WRITTEN REQUEST
Print all entries word for word.

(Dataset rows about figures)
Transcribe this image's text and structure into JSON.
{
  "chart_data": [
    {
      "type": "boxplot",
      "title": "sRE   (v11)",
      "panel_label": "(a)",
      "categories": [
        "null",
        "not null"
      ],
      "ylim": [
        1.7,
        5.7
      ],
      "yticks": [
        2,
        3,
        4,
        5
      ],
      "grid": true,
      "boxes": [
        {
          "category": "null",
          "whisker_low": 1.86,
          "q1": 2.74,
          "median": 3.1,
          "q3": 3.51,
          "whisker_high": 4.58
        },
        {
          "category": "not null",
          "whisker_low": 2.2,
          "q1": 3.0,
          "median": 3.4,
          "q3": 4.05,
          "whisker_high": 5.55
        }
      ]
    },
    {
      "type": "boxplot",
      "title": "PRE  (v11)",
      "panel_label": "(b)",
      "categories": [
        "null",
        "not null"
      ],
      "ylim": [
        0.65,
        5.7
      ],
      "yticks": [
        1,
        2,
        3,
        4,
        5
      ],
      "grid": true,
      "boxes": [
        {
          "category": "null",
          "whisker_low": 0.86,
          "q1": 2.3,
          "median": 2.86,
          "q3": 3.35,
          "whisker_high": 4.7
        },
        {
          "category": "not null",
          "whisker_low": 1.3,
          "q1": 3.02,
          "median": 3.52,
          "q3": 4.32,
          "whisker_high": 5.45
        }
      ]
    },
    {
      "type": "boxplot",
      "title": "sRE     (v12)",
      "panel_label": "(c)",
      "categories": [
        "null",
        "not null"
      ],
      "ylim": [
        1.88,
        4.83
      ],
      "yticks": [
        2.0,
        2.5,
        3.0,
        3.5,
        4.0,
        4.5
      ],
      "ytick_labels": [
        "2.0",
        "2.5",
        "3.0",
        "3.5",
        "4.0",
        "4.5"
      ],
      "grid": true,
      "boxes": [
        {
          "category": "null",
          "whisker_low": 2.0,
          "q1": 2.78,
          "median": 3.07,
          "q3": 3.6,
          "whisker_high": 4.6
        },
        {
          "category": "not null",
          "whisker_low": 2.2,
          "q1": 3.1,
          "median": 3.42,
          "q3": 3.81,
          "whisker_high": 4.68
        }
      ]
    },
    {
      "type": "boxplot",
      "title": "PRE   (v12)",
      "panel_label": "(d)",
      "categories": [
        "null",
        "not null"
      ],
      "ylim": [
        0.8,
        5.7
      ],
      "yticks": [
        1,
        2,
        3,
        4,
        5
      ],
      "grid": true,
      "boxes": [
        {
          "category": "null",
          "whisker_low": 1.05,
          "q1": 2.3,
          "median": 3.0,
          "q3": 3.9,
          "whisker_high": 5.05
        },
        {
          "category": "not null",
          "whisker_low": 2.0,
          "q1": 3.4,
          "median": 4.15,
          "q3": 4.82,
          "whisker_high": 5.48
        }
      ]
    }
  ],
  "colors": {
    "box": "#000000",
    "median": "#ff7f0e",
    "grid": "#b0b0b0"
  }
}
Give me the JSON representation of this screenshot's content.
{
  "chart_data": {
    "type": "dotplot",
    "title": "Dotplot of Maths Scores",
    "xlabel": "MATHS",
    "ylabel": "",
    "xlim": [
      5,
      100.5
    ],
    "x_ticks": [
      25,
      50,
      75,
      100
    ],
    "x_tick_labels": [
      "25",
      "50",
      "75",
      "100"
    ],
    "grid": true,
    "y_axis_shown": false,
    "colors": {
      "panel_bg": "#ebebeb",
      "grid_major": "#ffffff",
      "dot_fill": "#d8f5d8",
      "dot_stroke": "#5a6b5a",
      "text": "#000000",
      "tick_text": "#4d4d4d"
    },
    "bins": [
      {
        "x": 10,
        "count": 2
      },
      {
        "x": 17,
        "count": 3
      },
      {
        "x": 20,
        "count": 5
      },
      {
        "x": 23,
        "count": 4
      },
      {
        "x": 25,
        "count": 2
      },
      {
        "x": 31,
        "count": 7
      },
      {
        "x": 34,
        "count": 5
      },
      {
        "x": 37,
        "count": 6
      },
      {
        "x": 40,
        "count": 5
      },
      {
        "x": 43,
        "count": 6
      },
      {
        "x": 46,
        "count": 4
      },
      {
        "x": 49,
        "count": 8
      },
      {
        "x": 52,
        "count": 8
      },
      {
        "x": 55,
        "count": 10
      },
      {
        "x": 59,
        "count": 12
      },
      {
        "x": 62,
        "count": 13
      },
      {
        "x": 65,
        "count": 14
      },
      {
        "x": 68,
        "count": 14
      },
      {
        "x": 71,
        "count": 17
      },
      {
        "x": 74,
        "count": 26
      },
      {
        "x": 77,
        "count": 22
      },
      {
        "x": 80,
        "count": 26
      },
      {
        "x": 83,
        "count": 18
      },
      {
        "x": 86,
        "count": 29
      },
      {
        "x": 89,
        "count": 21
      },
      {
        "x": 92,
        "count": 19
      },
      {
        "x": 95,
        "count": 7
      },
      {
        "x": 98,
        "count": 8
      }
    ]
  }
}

EXPECTED ANSWER
Transcribe this image's text and structure into JSON.
{
  "chart_data": [
    {
      "type": "boxplot",
      "title": "sRE   (v11)",
      "panel_label": "(a)",
      "categories": [
        "null",
        "not null"
      ],
      "ylim": [
        1.7,
        5.7
      ],
      "yticks": [
        2,
        3,
        4,
        5
      ],
      "grid": true,
      "boxes": [
        {
          "category": "null",
          "whisker_low": 1.86,
          "q1": 2.74,
          "median": 3.1,
          "q3": 3.51,
          "whisker_high": 4.58
        },
        {
          "category": "not null",
          "whisker_low": 2.2,
          "q1": 3.0,
          "median": 3.4,
          "q3": 4.05,
          "whisker_high": 5.55
        }
      ]
    },
    {
      "type": "boxplot",
      "title": "PRE  (v11)",
      "panel_label": "(b)",
      "categories": [
        "null",
        "not null"
      ],
      "ylim": [
        0.65,
        5.7
      ],
      "yticks": [
        1,
        2,
        3,
        4,
        5
      ],
      "grid": true,
      "boxes": [
        {
          "category": "null",
          "whisker_low": 0.86,
          "q1": 2.3,
          "median": 2.86,
          "q3": 3.35,
          "whisker_high": 4.7
        },
        {
          "category": "not null",
          "whisker_low": 1.3,
          "q1": 3.02,
          "median": 3.52,
          "q3": 4.32,
          "whisker_high": 5.45
        }
      ]
    },
    {
      "type": "boxplot",
      "title": "sRE     (v12)",
      "panel_label": "(c)",
      "categories": [
        "null",
        "not null"
      ],
      "ylim": [
        1.88,
        4.83
      ],
      "yticks": [
        2.0,
        2.5,
        3.0,
        3.5,
        4.0,
        4.5
      ],
      "ytick_labels": [
        "2.0",
        "2.5",
        "3.0",
        "3.5",
        "4.0",
        "4.5"
      ],
      "grid": true,
      "boxes": [
        {
          "category": "null",
          "whisker_low": 2.0,
          "q1": 2.78,
          "median": 3.07,
          "q3": 3.6,
          "whisker_high": 4.6
        },
        {
          "category": "not null",
          "whisker_low": 2.2,
          "q1": 3.1,
          "median": 3.42,
          "q3": 3.81,
          "whisker_high": 4.68
        }
      ]
    },
    {
      "type": "boxplot",
      "title": "PRE   (v12)",
      "panel_label": "(d)",
      "categories": [
        "null",
        "not null"
      ],
      "ylim": [
        0.8,
        5.7
      ],
      "yticks": [
        1,
        2,
        3,
        4,
        5
      ],
      "grid": true,
      "boxes": [
        {
          "category": "null",
          "whisker_low": 1.05,
          "q1": 2.3,
          "median": 3.0,
          "q3": 3.9,
          "whisker_high": 5.05
        },
        {
          "category": "not null",
          "whisker_low": 2.0,
          "q1": 3.4,
          "median": 4.15,
          "q3": 4.82,
          "whisker_high": 5.48
        }
      ]
    }
  ],
  "colors": {
    "box": "#000000",
    "median": "#ff7f0e",
    "grid": "#b0b0b0"
  }
}
Give me the JSON representation of this screenshot's content.
{
  "chart_data": {
    "type": "dotplot",
    "title": "Dotplot of Maths Scores",
    "xlabel": "MATHS",
    "ylabel": "",
    "xlim": [
      5,
      100.5
    ],
    "x_ticks": [
      25,
      50,
      75,
      100
    ],
    "x_tick_labels": [
      "25",
      "50",
      "75",
      "100"
    ],
    "grid": true,
    "y_axis_shown": false,
    "colors": {
      "panel_bg": "#ebebeb",
      "grid_major": "#ffffff",
      "dot_fill": "#d8f5d8",
      "dot_stroke": "#5a6b5a",
      "text": "#000000",
      "tick_text": "#4d4d4d"
    },
    "bins": [
      {
        "x": 10,
        "count": 2
      },
      {
        "x": 17,
        "count": 3
      },
      {
        "x": 20,
        "count": 5
      },
      {
        "x": 23,
        "count": 4
      },
      {
        "x": 25,
        "count": 2
      },
      {
        "x": 31,
        "count": 7
      },
      {
        "x": 34,
        "count": 5
      },
      {
        "x": 37,
        "count": 6
      },
      {
        "x": 40,
        "count": 5
      },
      {
        "x": 43,
        "count": 6
      },
      {
        "x": 46,
        "count": 4
      },
      {
        "x": 49,
        "count": 8
      },
      {
        "x": 52,
        "count": 8
      },
      {
        "x": 55,
        "count": 10
      },
      {
        "x": 59,
        "count": 12
      },
      {
        "x": 62,
        "count": 13
      },
      {
        "x": 65,
        "count": 14
      },
      {
        "x": 68,
        "count": 14
      },
      {
        "x": 71,
        "count": 17
      },
      {
        "x": 74,
        "count": 26
      },
      {
        "x": 77,
        "count": 22
      },
      {
        "x": 80,
        "count": 26
      },
      {
        "x": 83,
        "count": 18
      },
      {
        "x": 86,
        "count": 29
      },
      {
        "x": 89,
        "count": 21
      },
      {
        "x": 92,
        "count": 19
      },
      {
        "x": 95,
        "count": 7
      },
      {
        "x": 98,
        "count": 8
      }
    ]
  }
}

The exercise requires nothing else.